(Collected data)
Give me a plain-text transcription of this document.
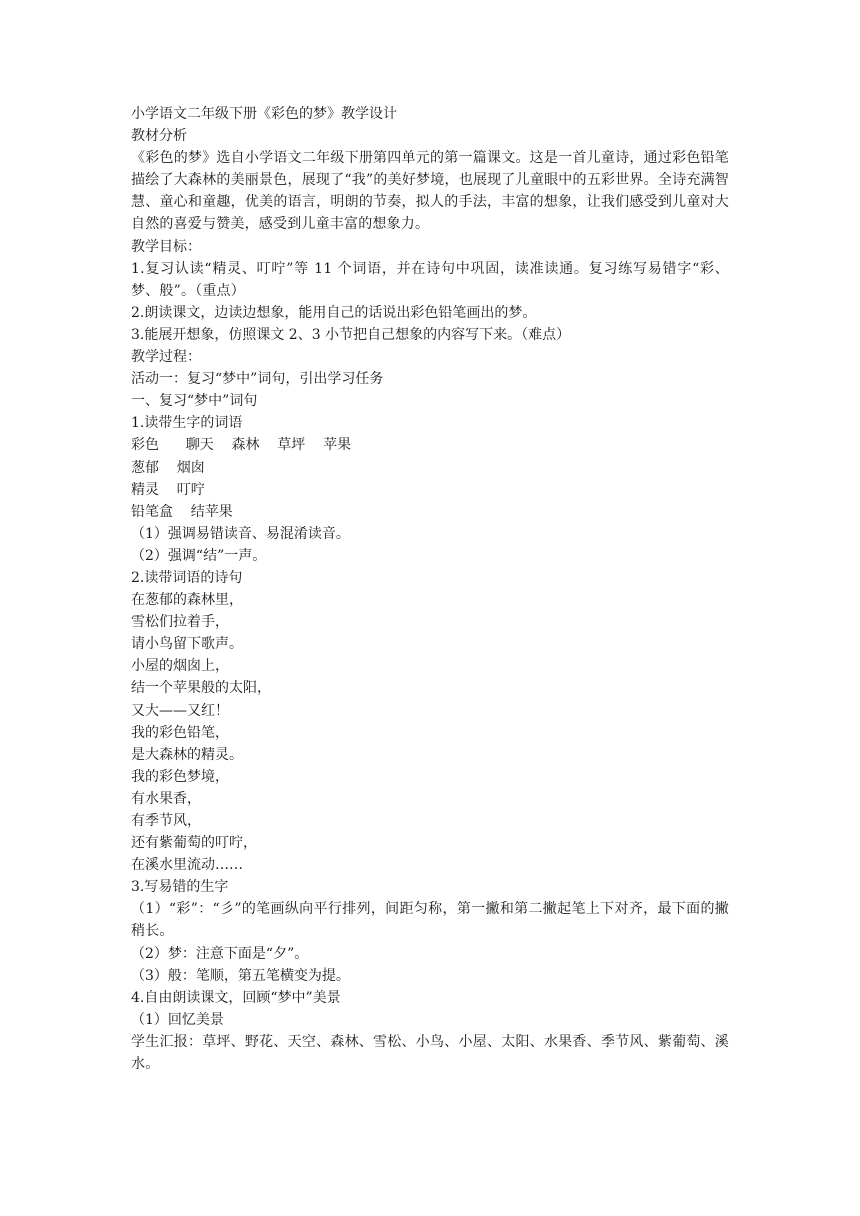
小学语文二年级下册《彩色的梦》教学设计
教材分析
《彩色的梦》选自小学语文二年级下册第四单元的第一篇课文。这是一首儿童诗，通过彩色铅笔描绘了大森林的美丽景色，展现了“我”的美好梦境，也展现了儿童眼中的五彩世界。全诗充满智慧、童心和童趣，优美的语言，明朗的节奏，拟人的手法，丰富的想象，让我们感受到儿童对大自然的喜爱与赞美，感受到儿童丰富的想象力。
教学目标：
1.复习认读“精灵、叮咛”等 11 个词语，并在诗句中巩固，读准读通。复习练写易错字“彩、梦、般”。（重点）
2.朗读课文，边读边想象，能用自己的话说出彩色铅笔画出的梦。
3.能展开想象，仿照课文 2、3 小节把自己想象的内容写下来。（难点）
教学过程：
活动一：复习“梦中”词句，引出学习任务
一、复习“梦中”词句
1.读带生字的词语
彩色      聊天    森林    草坪    苹果
葱郁    烟囱
精灵    叮咛
铅笔盒    结苹果
（1）强调易错读音、易混淆读音。
（2）强调“结”一声。
2.读带词语的诗句
在葱郁的森林里，
雪松们拉着手，
请小鸟留下歌声。
小屋的烟囱上，
结一个苹果般的太阳，
又大——又红！
我的彩色铅笔，
是大森林的精灵。
我的彩色梦境，
有水果香，
有季节风，
还有紫葡萄的叮咛，
在溪水里流动……
3.写易错的生字
（1）“彩”：“彡”的笔画纵向平行排列，间距匀称，第一撇和第二撇起笔上下对齐，最下面的撇稍长。
（2）梦：注意下面是“夕”。
（3）般：笔顺，第五笔横变为提。
4.自由朗读课文，回顾“梦中”美景
（1）回忆美景
学生汇报：草坪、野花、天空、森林、雪松、小鸟、小屋、太阳、水果香、季节风、紫葡萄、溪水。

> **THE REQUEST**
Copy every entry exactly as written. Pictures are excluded.

> **OUTPUT OF THE EXERCISE**
Give me a plain-text transcription of this document.
小学语文二年级下册《彩色的梦》教学设计
教材分析
《彩色的梦》选自小学语文二年级下册第四单元的第一篇课文。这是一首儿童诗，通过彩色铅笔描绘了大森林的美丽景色，展现了“我”的美好梦境，也展现了儿童眼中的五彩世界。全诗充满智慧、童心和童趣，优美的语言，明朗的节奏，拟人的手法，丰富的想象，让我们感受到儿童对大自然的喜爱与赞美，感受到儿童丰富的想象力。
教学目标：
1.复习认读“精灵、叮咛”等 11 个词语，并在诗句中巩固，读准读通。复习练写易错字“彩、梦、般”。（重点）
2.朗读课文，边读边想象，能用自己的话说出彩色铅笔画出的梦。
3.能展开想象，仿照课文 2、3 小节把自己想象的内容写下来。（难点）
教学过程：
活动一：复习“梦中”词句，引出学习任务
一、复习“梦中”词句
1.读带生字的词语
彩色      聊天    森林    草坪    苹果
葱郁    烟囱
精灵    叮咛
铅笔盒    结苹果
（1）强调易错读音、易混淆读音。
（2）强调“结”一声。
2.读带词语的诗句
在葱郁的森林里，
雪松们拉着手，
请小鸟留下歌声。
小屋的烟囱上，
结一个苹果般的太阳，
又大——又红！
我的彩色铅笔，
是大森林的精灵。
我的彩色梦境，
有水果香，
有季节风，
还有紫葡萄的叮咛，
在溪水里流动……
3.写易错的生字
（1）“彩”：“彡”的笔画纵向平行排列，间距匀称，第一撇和第二撇起笔上下对齐，最下面的撇稍长。
（2）梦：注意下面是“夕”。
（3）般：笔顺，第五笔横变为提。
4.自由朗读课文，回顾“梦中”美景
（1）回忆美景
学生汇报：草坪、野花、天空、森林、雪松、小鸟、小屋、太阳、水果香、季节风、紫葡萄、溪水。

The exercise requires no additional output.